[Data items]
=-=-=-=-=
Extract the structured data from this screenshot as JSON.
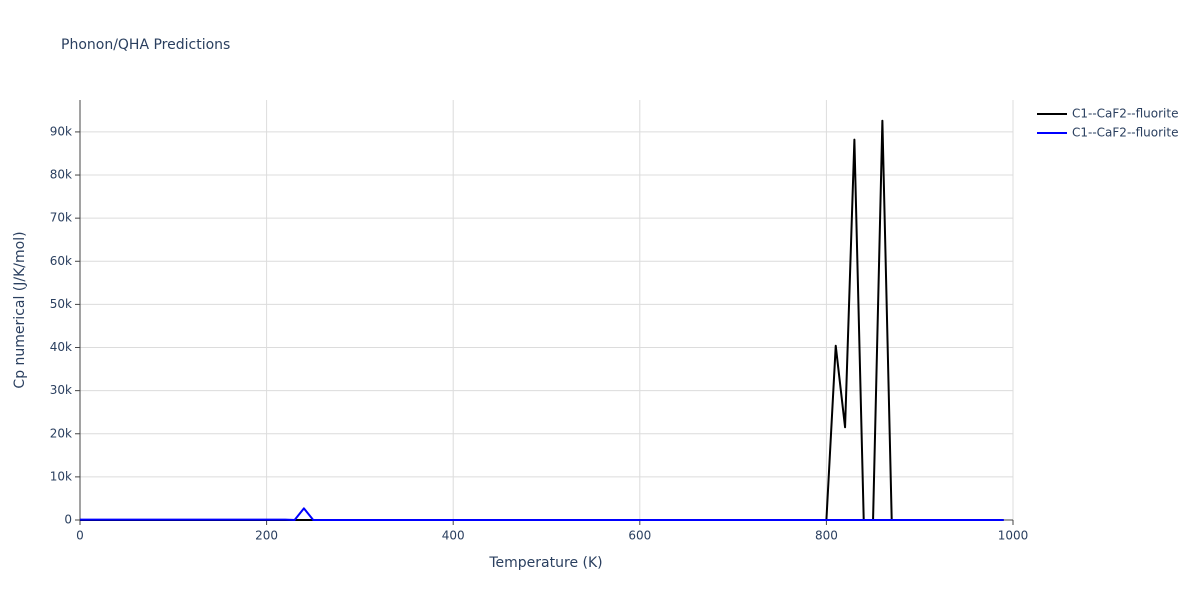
{
  "chart_data": {
    "type": "line",
    "title": "Phonon/QHA Predictions",
    "x_label": "Temperature (K)",
    "y_label": "Cp numerical (J/K/mol)",
    "x": [
      0,
      10,
      20,
      30,
      40,
      50,
      60,
      70,
      80,
      90,
      100,
      110,
      120,
      130,
      140,
      150,
      160,
      170,
      180,
      190,
      200,
      210,
      220,
      230,
      240,
      250,
      260,
      270,
      280,
      290,
      300,
      310,
      320,
      330,
      340,
      350,
      360,
      370,
      380,
      390,
      400,
      410,
      420,
      430,
      440,
      450,
      460,
      470,
      480,
      490,
      500,
      510,
      520,
      530,
      540,
      550,
      560,
      570,
      580,
      590,
      600,
      610,
      620,
      630,
      640,
      650,
      660,
      670,
      680,
      690,
      700,
      710,
      720,
      730,
      740,
      750,
      760,
      770,
      780,
      790,
      800,
      810,
      820,
      830,
      840,
      850,
      860,
      870,
      880,
      890,
      900,
      910,
      920,
      930,
      940,
      950,
      960,
      970,
      980,
      990
    ],
    "series": [
      {
        "name": "C1--CaF2--fluorite",
        "color": "#000000",
        "values": [
          0,
          0,
          0,
          0,
          0,
          0,
          0,
          0,
          0,
          0,
          0,
          0,
          0,
          0,
          0,
          0,
          0,
          0,
          0,
          0,
          0,
          0,
          0,
          0,
          0,
          0,
          0,
          0,
          0,
          0,
          0,
          0,
          0,
          0,
          0,
          0,
          0,
          0,
          0,
          0,
          0,
          0,
          0,
          0,
          0,
          0,
          0,
          0,
          0,
          0,
          0,
          0,
          0,
          0,
          0,
          0,
          0,
          0,
          0,
          0,
          0,
          0,
          0,
          0,
          0,
          0,
          0,
          0,
          0,
          0,
          0,
          0,
          0,
          0,
          0,
          0,
          0,
          0,
          0,
          0,
          0,
          40400,
          21500,
          88200,
          0,
          0,
          92600,
          0,
          0,
          0,
          0,
          0,
          0,
          0,
          0,
          0,
          0,
          0,
          0,
          0
        ]
      },
      {
        "name": "C1--CaF2--fluorite",
        "color": "#0000ff",
        "values": [
          100,
          100,
          100,
          100,
          100,
          100,
          100,
          100,
          100,
          100,
          100,
          100,
          100,
          100,
          100,
          100,
          100,
          100,
          100,
          100,
          100,
          100,
          100,
          0,
          2700,
          0,
          0,
          0,
          0,
          0,
          0,
          0,
          0,
          0,
          0,
          0,
          0,
          0,
          0,
          0,
          0,
          0,
          0,
          0,
          0,
          0,
          0,
          0,
          0,
          0,
          0,
          0,
          0,
          0,
          0,
          0,
          0,
          0,
          0,
          0,
          0,
          0,
          0,
          0,
          0,
          0,
          0,
          0,
          0,
          0,
          0,
          0,
          0,
          0,
          0,
          0,
          0,
          0,
          0,
          0,
          0,
          0,
          0,
          0,
          0,
          0,
          0,
          0,
          0,
          0,
          0,
          0,
          0,
          0,
          0,
          0,
          0,
          0,
          0,
          0
        ]
      }
    ],
    "xlim": [
      0,
      1000
    ],
    "xticks": [
      0,
      200,
      400,
      600,
      800,
      1000
    ],
    "ylim": [
      0,
      97400
    ],
    "yticks": [
      0,
      {
        "value": 10000,
        "label": "10k"
      },
      {
        "value": 20000,
        "label": "20k"
      },
      {
        "value": 30000,
        "label": "30k"
      },
      {
        "value": 40000,
        "label": "40k"
      },
      {
        "value": 50000,
        "label": "50k"
      },
      {
        "value": 60000,
        "label": "60k"
      },
      {
        "value": 70000,
        "label": "70k"
      },
      {
        "value": 80000,
        "label": "80k"
      },
      {
        "value": 90000,
        "label": "90k"
      }
    ],
    "grid": true,
    "legend": "right"
  }
}
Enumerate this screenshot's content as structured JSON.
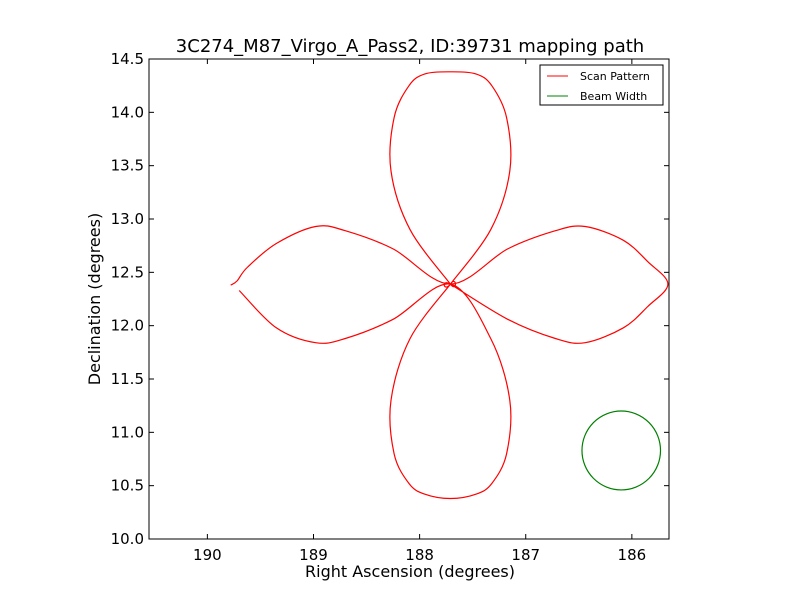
{
  "chart_data": {
    "type": "line",
    "title": "3C274_M87_Virgo_A_Pass2, ID:39731 mapping path",
    "xlabel": "Right Ascension (degrees)",
    "ylabel": "Declination (degrees)",
    "xlim": [
      190.55,
      185.65
    ],
    "ylim": [
      10.0,
      14.5
    ],
    "x_inverted": true,
    "xticks": [
      190,
      189,
      188,
      187,
      186
    ],
    "xtick_labels": [
      "190",
      "189",
      "188",
      "187",
      "186"
    ],
    "yticks": [
      10.0,
      10.5,
      11.0,
      11.5,
      12.0,
      12.5,
      13.0,
      13.5,
      14.0,
      14.5
    ],
    "ytick_labels": [
      "10.0",
      "10.5",
      "11.0",
      "11.5",
      "12.0",
      "12.5",
      "13.0",
      "13.5",
      "14.0",
      "14.5"
    ],
    "grid": false,
    "legend_position": "top-right",
    "series": [
      {
        "name": "Scan Pattern",
        "color": "#ff0000",
        "center": [
          187.71,
          12.39
        ],
        "x": [
          189.78,
          189.72,
          189.62,
          189.35,
          188.98,
          188.7,
          188.25,
          187.71,
          187.17,
          186.72,
          186.44,
          186.08,
          185.85,
          185.66,
          185.85,
          186.08,
          186.44,
          186.72,
          187.17,
          187.71,
          187.71,
          187.33,
          187.15,
          187.18,
          187.32,
          187.47,
          187.71,
          187.95,
          188.1,
          188.24,
          188.27,
          188.09,
          187.71,
          187.71,
          188.09,
          188.27,
          188.24,
          188.1,
          187.95,
          187.71,
          187.47,
          187.32,
          187.18,
          187.15,
          187.33,
          187.71,
          188.25,
          188.7,
          188.98,
          189.35,
          189.7
        ],
        "y": [
          12.38,
          12.42,
          12.55,
          12.77,
          12.93,
          12.89,
          12.72,
          12.39,
          12.72,
          12.89,
          12.93,
          12.8,
          12.6,
          12.39,
          12.18,
          11.98,
          11.84,
          11.88,
          12.06,
          12.39,
          12.39,
          12.9,
          13.45,
          13.95,
          14.25,
          14.36,
          14.38,
          14.36,
          14.25,
          13.95,
          13.45,
          12.9,
          12.39,
          12.39,
          11.88,
          11.3,
          10.8,
          10.52,
          10.42,
          10.38,
          10.42,
          10.52,
          10.8,
          11.3,
          11.88,
          12.39,
          12.06,
          11.88,
          11.84,
          11.98,
          12.33
        ]
      },
      {
        "name": "Beam Width",
        "color": "#008000",
        "center": [
          186.1,
          10.83
        ],
        "radius": 0.37
      }
    ]
  }
}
=-=-=-=-=
Aim: Report only a number: how many lines in the material above contain the string "JSON".

Task output: 2